## [Task directions]
Separate out the lines that hold "Reflected".

(Dataset excerpts)
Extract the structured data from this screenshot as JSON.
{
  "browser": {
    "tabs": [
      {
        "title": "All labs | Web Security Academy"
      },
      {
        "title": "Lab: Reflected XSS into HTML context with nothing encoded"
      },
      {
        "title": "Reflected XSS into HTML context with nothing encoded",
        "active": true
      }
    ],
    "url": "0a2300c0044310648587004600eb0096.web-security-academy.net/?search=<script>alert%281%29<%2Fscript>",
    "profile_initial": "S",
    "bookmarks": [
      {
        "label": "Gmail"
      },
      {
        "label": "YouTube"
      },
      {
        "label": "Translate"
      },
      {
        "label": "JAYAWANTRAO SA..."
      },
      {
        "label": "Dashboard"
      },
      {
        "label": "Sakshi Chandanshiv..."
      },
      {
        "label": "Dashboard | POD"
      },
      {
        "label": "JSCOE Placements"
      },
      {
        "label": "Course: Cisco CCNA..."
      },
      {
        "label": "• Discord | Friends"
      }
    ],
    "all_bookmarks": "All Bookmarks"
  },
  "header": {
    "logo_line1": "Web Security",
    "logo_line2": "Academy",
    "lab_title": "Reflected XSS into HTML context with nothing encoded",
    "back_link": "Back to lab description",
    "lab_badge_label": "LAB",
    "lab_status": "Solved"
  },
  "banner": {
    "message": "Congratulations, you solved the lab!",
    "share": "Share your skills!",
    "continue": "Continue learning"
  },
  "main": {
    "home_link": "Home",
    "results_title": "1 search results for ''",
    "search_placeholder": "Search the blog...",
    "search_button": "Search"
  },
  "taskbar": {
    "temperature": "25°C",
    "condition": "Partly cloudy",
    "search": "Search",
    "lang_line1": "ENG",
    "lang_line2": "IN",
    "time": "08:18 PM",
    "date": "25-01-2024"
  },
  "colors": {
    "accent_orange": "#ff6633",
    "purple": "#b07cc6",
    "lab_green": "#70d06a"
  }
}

## [Full output]
        "title": "Lab: Reflected XSS into HTML context with nothing encoded"
        "title": "Reflected XSS into HTML context with nothing encoded",
    "lab_title": "Reflected XSS into HTML context with nothing encoded",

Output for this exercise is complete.